Written problem:
Transcribe every entry word for word, leaving out all images.

[Records]
--- BEGIN ---

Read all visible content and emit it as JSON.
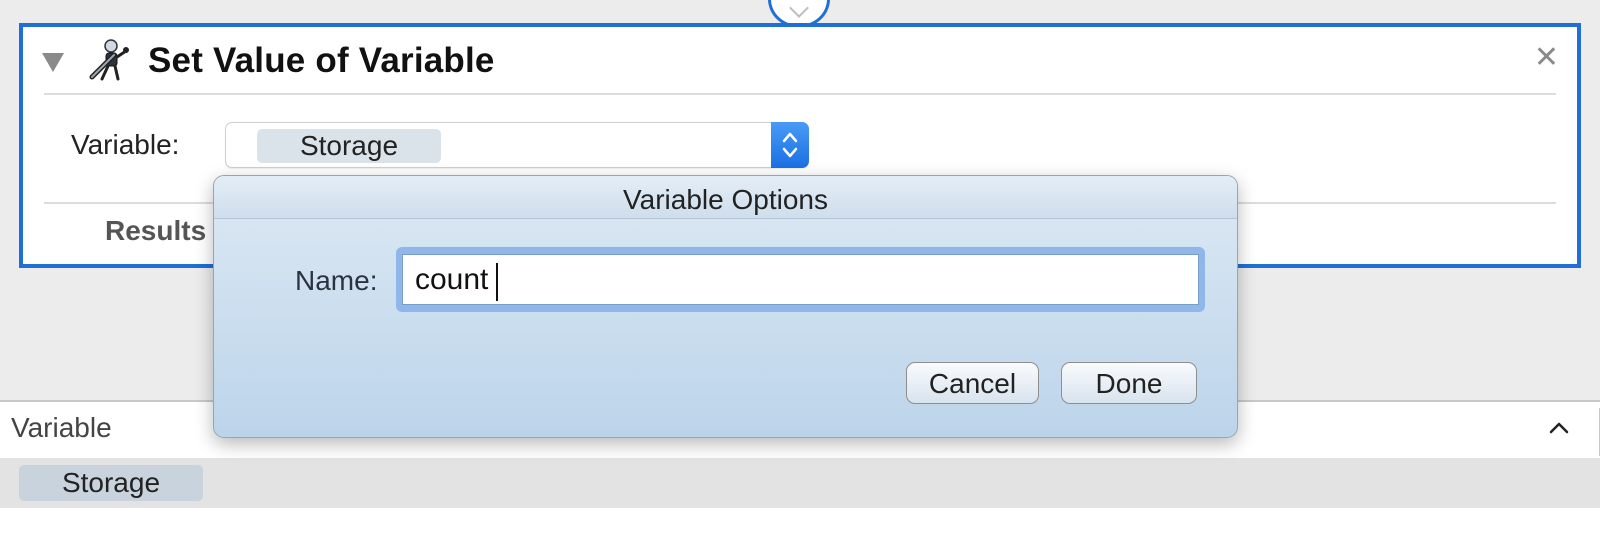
{
  "action": {
    "title": "Set Value of Variable",
    "variable_label": "Variable:",
    "variable_value": "Storage",
    "results_label": "Results",
    "icon": "automator-robot-icon",
    "close_icon": "close-icon",
    "accent_color": "#1f6fd6"
  },
  "popover": {
    "title": "Variable Options",
    "name_label": "Name:",
    "name_value": "count",
    "cancel_label": "Cancel",
    "done_label": "Done"
  },
  "variables_pane": {
    "header": "Variable",
    "items": [
      "Storage"
    ]
  }
}
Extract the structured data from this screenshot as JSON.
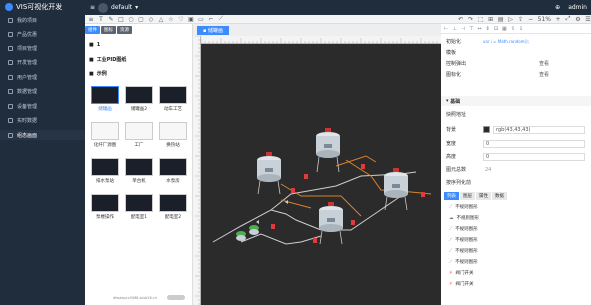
{
  "app": {
    "title": "VIS可视化开发",
    "project": "default",
    "user": "admin"
  },
  "sidebar": {
    "items": [
      {
        "label": "我的项目"
      },
      {
        "label": "产品优惠"
      },
      {
        "label": "项目管理"
      },
      {
        "label": "开发管理"
      },
      {
        "label": "用户管理"
      },
      {
        "label": "数据管理"
      },
      {
        "label": "设备管理"
      },
      {
        "label": "实时数据"
      },
      {
        "label": "组态画面"
      }
    ]
  },
  "toolbar": {
    "zoom": "51%"
  },
  "library": {
    "tabs": [
      "组件",
      "图标",
      "资源"
    ],
    "tree_root": "1",
    "group_title": "工业PID图纸",
    "example_title": "示例",
    "items": [
      "储罐画",
      "储罐画2",
      "动车工艺",
      "化纤厂源图",
      "工厂",
      "换热站",
      "排水泵站",
      "单台机",
      "水泵房",
      "泵楼操作",
      "配电室1",
      "配电室2"
    ],
    "footer": "dfwaepcc0068.blub26.cn"
  },
  "canvas": {
    "tab": "储罐画"
  },
  "props": {
    "rows": [
      {
        "label": "初始化",
        "value": "var i = Math.random();"
      },
      {
        "label": "模板",
        "value": ""
      },
      {
        "label": "控制弹出",
        "value": "查看"
      },
      {
        "label": "图标化",
        "value": "查看"
      }
    ],
    "basic_section": "基础",
    "basic": [
      {
        "label": "快照地址",
        "value": ""
      },
      {
        "label": "背景",
        "value": "rgb(43,43,43)"
      },
      {
        "label": "宽度",
        "value": "0"
      },
      {
        "label": "高度",
        "value": "0"
      },
      {
        "label": "图元总数",
        "value": "24"
      },
      {
        "label": "按序列化前",
        "value": ""
      }
    ],
    "subtabs": [
      "列表",
      "图层",
      "属性",
      "数据"
    ],
    "list": [
      {
        "icon": "line",
        "label": "不规则图形"
      },
      {
        "icon": "pump",
        "label": "不规则图形"
      },
      {
        "icon": "line",
        "label": "不规则图形"
      },
      {
        "icon": "line",
        "label": "不规则图形"
      },
      {
        "icon": "line",
        "label": "不规则图形"
      },
      {
        "icon": "line",
        "label": "不规则图形"
      },
      {
        "icon": "valve",
        "label": "阀门开关"
      },
      {
        "icon": "valve",
        "label": "阀门开关"
      }
    ]
  }
}
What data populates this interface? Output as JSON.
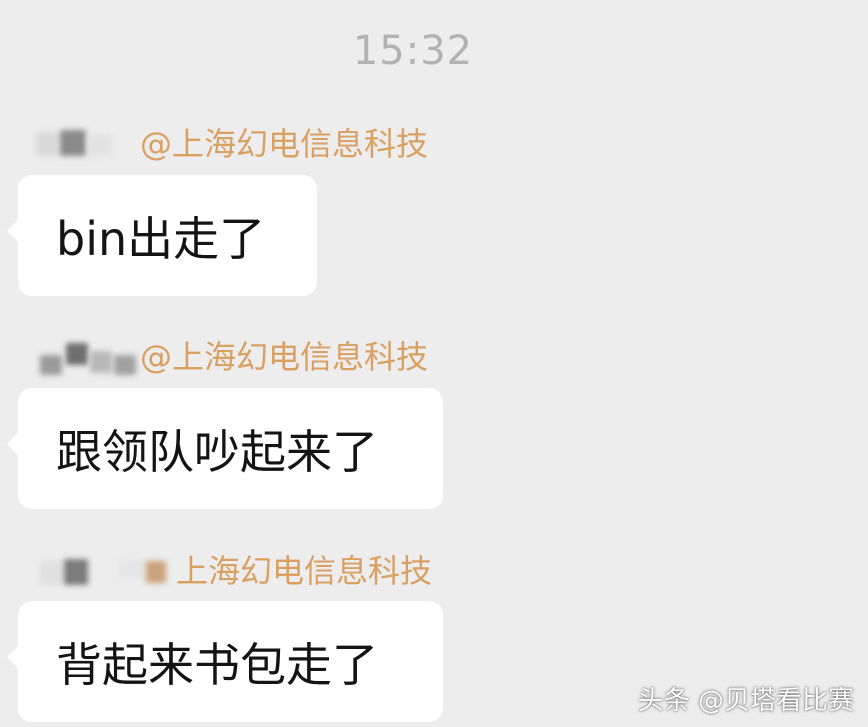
{
  "chat": {
    "timestamp": "15:32",
    "messages": [
      {
        "sender_label": "@上海幻电信息科技",
        "text": "bin出走了"
      },
      {
        "sender_label": "@上海幻电信息科技",
        "text": "跟领队吵起来了"
      },
      {
        "sender_label": "上海幻电信息科技",
        "text": "背起来书包走了"
      }
    ]
  },
  "watermark": {
    "text": "头条 @贝塔看比赛"
  },
  "colors": {
    "background": "#ededed",
    "bubble": "#ffffff",
    "sender_label": "#d9a062",
    "timestamp": "#b2b2b2",
    "message_text": "#141414"
  }
}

--- END ---

Complete answer:
Read all visible content and emit it as JSON.
{
  "action": {
    "title": "Set Value of Variable",
    "variable_label": "Variable:",
    "variable_value": "Storage",
    "results_label": "Results",
    "icon": "automator-robot-icon",
    "close_icon": "close-icon",
    "accent_color": "#1f6fd6"
  },
  "popover": {
    "title": "Variable Options",
    "name_label": "Name:",
    "name_value": "count",
    "cancel_label": "Cancel",
    "done_label": "Done"
  },
  "variables_pane": {
    "header": "Variable",
    "items": [
      "Storage"
    ]
  }
}
Extract the structured data from this screenshot as JSON.
{
  "app": {
    "title": "VIS可视化开发",
    "project": "default",
    "user": "admin"
  },
  "sidebar": {
    "items": [
      {
        "label": "我的项目"
      },
      {
        "label": "产品优惠"
      },
      {
        "label": "项目管理"
      },
      {
        "label": "开发管理"
      },
      {
        "label": "用户管理"
      },
      {
        "label": "数据管理"
      },
      {
        "label": "设备管理"
      },
      {
        "label": "实时数据"
      },
      {
        "label": "组态画面"
      }
    ]
  },
  "toolbar": {
    "zoom": "51%"
  },
  "library": {
    "tabs": [
      "组件",
      "图标",
      "资源"
    ],
    "tree_root": "1",
    "group_title": "工业PID图纸",
    "example_title": "示例",
    "items": [
      "储罐画",
      "储罐画2",
      "动车工艺",
      "化纤厂源图",
      "工厂",
      "换热站",
      "排水泵站",
      "单台机",
      "水泵房",
      "泵楼操作",
      "配电室1",
      "配电室2"
    ],
    "footer": "dfwaepcc0068.blub26.cn"
  },
  "canvas": {
    "tab": "储罐画"
  },
  "props": {
    "rows": [
      {
        "label": "初始化",
        "value": "var i = Math.random();"
      },
      {
        "label": "模板",
        "value": ""
      },
      {
        "label": "控制弹出",
        "value": "查看"
      },
      {
        "label": "图标化",
        "value": "查看"
      }
    ],
    "basic_section": "基础",
    "basic": [
      {
        "label": "快照地址",
        "value": ""
      },
      {
        "label": "背景",
        "value": "rgb(43,43,43)"
      },
      {
        "label": "宽度",
        "value": "0"
      },
      {
        "label": "高度",
        "value": "0"
      },
      {
        "label": "图元总数",
        "value": "24"
      },
      {
        "label": "按序列化前",
        "value": ""
      }
    ],
    "subtabs": [
      "列表",
      "图层",
      "属性",
      "数据"
    ],
    "list": [
      {
        "icon": "line",
        "label": "不规则图形"
      },
      {
        "icon": "pump",
        "label": "不规则图形"
      },
      {
        "icon": "line",
        "label": "不规则图形"
      },
      {
        "icon": "line",
        "label": "不规则图形"
      },
      {
        "icon": "line",
        "label": "不规则图形"
      },
      {
        "icon": "line",
        "label": "不规则图形"
      },
      {
        "icon": "valve",
        "label": "阀门开关"
      },
      {
        "icon": "valve",
        "label": "阀门开关"
      }
    ]
  }
}
What data populates this interface? Output as JSON.
{
  "chat": {
    "timestamp": "15:32",
    "messages": [
      {
        "sender_label": "@上海幻电信息科技",
        "text": "bin出走了"
      },
      {
        "sender_label": "@上海幻电信息科技",
        "text": "跟领队吵起来了"
      },
      {
        "sender_label": "上海幻电信息科技",
        "text": "背起来书包走了"
      }
    ]
  },
  "watermark": {
    "text": "头条 @贝塔看比赛"
  },
  "colors": {
    "background": "#ededed",
    "bubble": "#ffffff",
    "sender_label": "#d9a062",
    "timestamp": "#b2b2b2",
    "message_text": "#141414"
  }
}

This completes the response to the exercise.